### [Exercise]
Below are some records; retype all of them exactly.

### [The data]
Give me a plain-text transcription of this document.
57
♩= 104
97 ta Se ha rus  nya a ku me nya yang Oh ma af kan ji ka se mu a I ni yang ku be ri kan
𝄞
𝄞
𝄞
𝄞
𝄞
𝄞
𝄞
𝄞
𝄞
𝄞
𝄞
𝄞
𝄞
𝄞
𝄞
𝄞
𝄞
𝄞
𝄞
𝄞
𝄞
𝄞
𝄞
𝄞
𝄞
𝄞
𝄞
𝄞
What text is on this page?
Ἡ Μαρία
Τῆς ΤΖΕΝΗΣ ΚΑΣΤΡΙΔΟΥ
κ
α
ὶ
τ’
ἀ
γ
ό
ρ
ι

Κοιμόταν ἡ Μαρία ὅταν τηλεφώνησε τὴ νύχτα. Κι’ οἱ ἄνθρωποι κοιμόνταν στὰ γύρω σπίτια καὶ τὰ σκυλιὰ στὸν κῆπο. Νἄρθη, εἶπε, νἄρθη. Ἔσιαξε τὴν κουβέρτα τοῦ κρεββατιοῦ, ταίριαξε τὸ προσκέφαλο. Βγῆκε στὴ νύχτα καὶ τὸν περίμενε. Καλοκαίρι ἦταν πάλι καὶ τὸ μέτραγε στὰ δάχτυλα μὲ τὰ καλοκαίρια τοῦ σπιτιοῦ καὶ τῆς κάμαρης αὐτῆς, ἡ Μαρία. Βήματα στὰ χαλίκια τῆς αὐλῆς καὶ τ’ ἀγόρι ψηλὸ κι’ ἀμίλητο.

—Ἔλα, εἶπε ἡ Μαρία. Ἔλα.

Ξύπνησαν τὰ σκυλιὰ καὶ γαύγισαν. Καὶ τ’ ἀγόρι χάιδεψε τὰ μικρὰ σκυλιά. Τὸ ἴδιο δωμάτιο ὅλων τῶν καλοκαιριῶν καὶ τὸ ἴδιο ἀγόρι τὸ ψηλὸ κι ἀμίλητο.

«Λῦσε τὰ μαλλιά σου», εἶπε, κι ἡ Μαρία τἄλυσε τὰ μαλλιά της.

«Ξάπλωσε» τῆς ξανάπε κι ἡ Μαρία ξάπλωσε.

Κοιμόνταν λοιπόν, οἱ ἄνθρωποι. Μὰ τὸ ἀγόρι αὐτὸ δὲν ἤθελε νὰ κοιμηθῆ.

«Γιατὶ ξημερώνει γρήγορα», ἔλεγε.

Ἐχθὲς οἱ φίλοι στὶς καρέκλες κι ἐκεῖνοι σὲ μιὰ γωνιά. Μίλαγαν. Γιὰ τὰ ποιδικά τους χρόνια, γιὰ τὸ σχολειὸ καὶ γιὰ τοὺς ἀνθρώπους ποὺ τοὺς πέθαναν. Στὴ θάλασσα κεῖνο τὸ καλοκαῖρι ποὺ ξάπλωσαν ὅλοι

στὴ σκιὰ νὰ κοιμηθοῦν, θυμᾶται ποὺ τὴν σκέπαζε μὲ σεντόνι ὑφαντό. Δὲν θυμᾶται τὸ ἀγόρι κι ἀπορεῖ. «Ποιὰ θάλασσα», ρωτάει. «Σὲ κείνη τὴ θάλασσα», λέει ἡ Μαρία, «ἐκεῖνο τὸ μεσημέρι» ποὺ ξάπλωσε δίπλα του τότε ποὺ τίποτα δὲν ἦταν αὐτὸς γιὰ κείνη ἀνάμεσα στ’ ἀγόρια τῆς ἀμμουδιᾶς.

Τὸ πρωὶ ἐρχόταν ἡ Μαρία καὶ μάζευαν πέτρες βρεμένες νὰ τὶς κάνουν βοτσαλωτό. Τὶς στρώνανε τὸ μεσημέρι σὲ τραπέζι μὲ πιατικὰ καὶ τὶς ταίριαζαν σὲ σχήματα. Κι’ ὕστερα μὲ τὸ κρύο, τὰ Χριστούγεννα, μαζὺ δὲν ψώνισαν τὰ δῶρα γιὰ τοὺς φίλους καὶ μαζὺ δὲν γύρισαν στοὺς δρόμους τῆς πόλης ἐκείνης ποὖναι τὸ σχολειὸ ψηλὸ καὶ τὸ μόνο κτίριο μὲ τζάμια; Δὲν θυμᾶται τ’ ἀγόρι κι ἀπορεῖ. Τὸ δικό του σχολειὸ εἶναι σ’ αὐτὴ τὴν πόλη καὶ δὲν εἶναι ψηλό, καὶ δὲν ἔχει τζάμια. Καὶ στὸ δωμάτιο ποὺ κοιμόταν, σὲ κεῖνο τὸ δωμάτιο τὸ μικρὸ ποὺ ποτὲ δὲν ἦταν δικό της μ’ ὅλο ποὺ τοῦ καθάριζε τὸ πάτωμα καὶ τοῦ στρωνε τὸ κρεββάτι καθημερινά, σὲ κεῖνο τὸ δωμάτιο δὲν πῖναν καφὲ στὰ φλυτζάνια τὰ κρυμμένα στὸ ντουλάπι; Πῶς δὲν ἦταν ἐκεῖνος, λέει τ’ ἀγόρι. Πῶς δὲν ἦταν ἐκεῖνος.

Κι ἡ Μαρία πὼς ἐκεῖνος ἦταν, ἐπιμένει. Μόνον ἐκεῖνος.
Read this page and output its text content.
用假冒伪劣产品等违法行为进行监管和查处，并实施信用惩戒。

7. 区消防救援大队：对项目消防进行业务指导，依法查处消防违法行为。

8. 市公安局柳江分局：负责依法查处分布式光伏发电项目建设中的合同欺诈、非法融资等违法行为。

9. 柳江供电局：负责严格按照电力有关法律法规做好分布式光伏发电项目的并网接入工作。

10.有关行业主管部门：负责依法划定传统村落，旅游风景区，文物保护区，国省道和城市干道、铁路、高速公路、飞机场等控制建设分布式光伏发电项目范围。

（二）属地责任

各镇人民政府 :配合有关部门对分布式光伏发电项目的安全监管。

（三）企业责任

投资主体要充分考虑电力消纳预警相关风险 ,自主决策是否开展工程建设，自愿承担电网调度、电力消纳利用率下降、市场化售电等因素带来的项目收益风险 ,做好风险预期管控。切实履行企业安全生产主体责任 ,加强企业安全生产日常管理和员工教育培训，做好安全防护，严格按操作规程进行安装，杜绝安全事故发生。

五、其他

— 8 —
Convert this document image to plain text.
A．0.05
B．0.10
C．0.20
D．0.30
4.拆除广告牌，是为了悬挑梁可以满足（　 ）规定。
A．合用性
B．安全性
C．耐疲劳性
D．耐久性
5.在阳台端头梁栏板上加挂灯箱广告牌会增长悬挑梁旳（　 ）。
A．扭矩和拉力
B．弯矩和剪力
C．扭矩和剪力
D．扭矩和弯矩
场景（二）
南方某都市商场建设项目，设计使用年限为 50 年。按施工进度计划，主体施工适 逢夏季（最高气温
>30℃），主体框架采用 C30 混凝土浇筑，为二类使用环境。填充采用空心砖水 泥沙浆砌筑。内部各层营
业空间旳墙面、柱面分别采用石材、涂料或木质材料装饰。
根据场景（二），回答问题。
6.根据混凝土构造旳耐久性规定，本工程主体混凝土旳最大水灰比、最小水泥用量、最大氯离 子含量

### [Final result]
Give me a plain-text transcription of this document.
57
♩= 104
97 ta Se ha rus  nya a ku me nya yang Oh ma af kan ji ka se mu a I ni yang ku be ri kan
𝄞
𝄞
𝄞
𝄞
𝄞
𝄞
𝄞
𝄞
𝄞
𝄞
𝄞
𝄞
𝄞
𝄞
𝄞
𝄞
𝄞
𝄞
𝄞
𝄞
𝄞
𝄞
𝄞
𝄞
𝄞
𝄞
𝄞
𝄞
What text is on this page?
Ἡ Μαρία
Τῆς ΤΖΕΝΗΣ ΚΑΣΤΡΙΔΟΥ
κ
α
ὶ
τ’
ἀ
γ
ό
ρ
ι

Κοιμόταν ἡ Μαρία ὅταν τηλεφώνησε τὴ νύχτα. Κι’ οἱ ἄνθρωποι κοιμόνταν στὰ γύρω σπίτια καὶ τὰ σκυλιὰ στὸν κῆπο. Νἄρθη, εἶπε, νἄρθη. Ἔσιαξε τὴν κουβέρτα τοῦ κρεββατιοῦ, ταίριαξε τὸ προσκέφαλο. Βγῆκε στὴ νύχτα καὶ τὸν περίμενε. Καλοκαίρι ἦταν πάλι καὶ τὸ μέτραγε στὰ δάχτυλα μὲ τὰ καλοκαίρια τοῦ σπιτιοῦ καὶ τῆς κάμαρης αὐτῆς, ἡ Μαρία. Βήματα στὰ χαλίκια τῆς αὐλῆς καὶ τ’ ἀγόρι ψηλὸ κι’ ἀμίλητο.

—Ἔλα, εἶπε ἡ Μαρία. Ἔλα.

Ξύπνησαν τὰ σκυλιὰ καὶ γαύγισαν. Καὶ τ’ ἀγόρι χάιδεψε τὰ μικρὰ σκυλιά. Τὸ ἴδιο δωμάτιο ὅλων τῶν καλοκαιριῶν καὶ τὸ ἴδιο ἀγόρι τὸ ψηλὸ κι ἀμίλητο.

«Λῦσε τὰ μαλλιά σου», εἶπε, κι ἡ Μαρία τἄλυσε τὰ μαλλιά της.

«Ξάπλωσε» τῆς ξανάπε κι ἡ Μαρία ξάπλωσε.

Κοιμόνταν λοιπόν, οἱ ἄνθρωποι. Μὰ τὸ ἀγόρι αὐτὸ δὲν ἤθελε νὰ κοιμηθῆ.

«Γιατὶ ξημερώνει γρήγορα», ἔλεγε.

Ἐχθὲς οἱ φίλοι στὶς καρέκλες κι ἐκεῖνοι σὲ μιὰ γωνιά. Μίλαγαν. Γιὰ τὰ ποιδικά τους χρόνια, γιὰ τὸ σχολειὸ καὶ γιὰ τοὺς ἀνθρώπους ποὺ τοὺς πέθαναν. Στὴ θάλασσα κεῖνο τὸ καλοκαῖρι ποὺ ξάπλωσαν ὅλοι

στὴ σκιὰ νὰ κοιμηθοῦν, θυμᾶται ποὺ τὴν σκέπαζε μὲ σεντόνι ὑφαντό. Δὲν θυμᾶται τὸ ἀγόρι κι ἀπορεῖ. «Ποιὰ θάλασσα», ρωτάει. «Σὲ κείνη τὴ θάλασσα», λέει ἡ Μαρία, «ἐκεῖνο τὸ μεσημέρι» ποὺ ξάπλωσε δίπλα του τότε ποὺ τίποτα δὲν ἦταν αὐτὸς γιὰ κείνη ἀνάμεσα στ’ ἀγόρια τῆς ἀμμουδιᾶς.

Τὸ πρωὶ ἐρχόταν ἡ Μαρία καὶ μάζευαν πέτρες βρεμένες νὰ τὶς κάνουν βοτσαλωτό. Τὶς στρώνανε τὸ μεσημέρι σὲ τραπέζι μὲ πιατικὰ καὶ τὶς ταίριαζαν σὲ σχήματα. Κι’ ὕστερα μὲ τὸ κρύο, τὰ Χριστούγεννα, μαζὺ δὲν ψώνισαν τὰ δῶρα γιὰ τοὺς φίλους καὶ μαζὺ δὲν γύρισαν στοὺς δρόμους τῆς πόλης ἐκείνης ποὖναι τὸ σχολειὸ ψηλὸ καὶ τὸ μόνο κτίριο μὲ τζάμια; Δὲν θυμᾶται τ’ ἀγόρι κι ἀπορεῖ. Τὸ δικό του σχολειὸ εἶναι σ’ αὐτὴ τὴν πόλη καὶ δὲν εἶναι ψηλό, καὶ δὲν ἔχει τζάμια. Καὶ στὸ δωμάτιο ποὺ κοιμόταν, σὲ κεῖνο τὸ δωμάτιο τὸ μικρὸ ποὺ ποτὲ δὲν ἦταν δικό της μ’ ὅλο ποὺ τοῦ καθάριζε τὸ πάτωμα καὶ τοῦ στρωνε τὸ κρεββάτι καθημερινά, σὲ κεῖνο τὸ δωμάτιο δὲν πῖναν καφὲ στὰ φλυτζάνια τὰ κρυμμένα στὸ ντουλάπι; Πῶς δὲν ἦταν ἐκεῖνος, λέει τ’ ἀγόρι. Πῶς δὲν ἦταν ἐκεῖνος.

Κι ἡ Μαρία πὼς ἐκεῖνος ἦταν, ἐπιμένει. Μόνον ἐκεῖνος.
Read this page and output its text content.
用假冒伪劣产品等违法行为进行监管和查处，并实施信用惩戒。

7. 区消防救援大队：对项目消防进行业务指导，依法查处消防违法行为。

8. 市公安局柳江分局：负责依法查处分布式光伏发电项目建设中的合同欺诈、非法融资等违法行为。

9. 柳江供电局：负责严格按照电力有关法律法规做好分布式光伏发电项目的并网接入工作。

10.有关行业主管部门：负责依法划定传统村落，旅游风景区，文物保护区，国省道和城市干道、铁路、高速公路、飞机场等控制建设分布式光伏发电项目范围。

（二）属地责任

各镇人民政府 :配合有关部门对分布式光伏发电项目的安全监管。

（三）企业责任

投资主体要充分考虑电力消纳预警相关风险 ,自主决策是否开展工程建设，自愿承担电网调度、电力消纳利用率下降、市场化售电等因素带来的项目收益风险 ,做好风险预期管控。切实履行企业安全生产主体责任 ,加强企业安全生产日常管理和员工教育培训，做好安全防护，严格按操作规程进行安装，杜绝安全事故发生。

五、其他

— 8 —
Convert this document image to plain text.
A．0.05
B．0.10
C．0.20
D．0.30
4.拆除广告牌，是为了悬挑梁可以满足（　 ）规定。
A．合用性
B．安全性
C．耐疲劳性
D．耐久性
5.在阳台端头梁栏板上加挂灯箱广告牌会增长悬挑梁旳（　 ）。
A．扭矩和拉力
B．弯矩和剪力
C．扭矩和剪力
D．扭矩和弯矩
场景（二）
南方某都市商场建设项目，设计使用年限为 50 年。按施工进度计划，主体施工适 逢夏季（最高气温
>30℃），主体框架采用 C30 混凝土浇筑，为二类使用环境。填充采用空心砖水 泥沙浆砌筑。内部各层营
业空间旳墙面、柱面分别采用石材、涂料或木质材料装饰。
根据场景（二），回答问题。
6.根据混凝土构造旳耐久性规定，本工程主体混凝土旳最大水灰比、最小水泥用量、最大氯离 子含量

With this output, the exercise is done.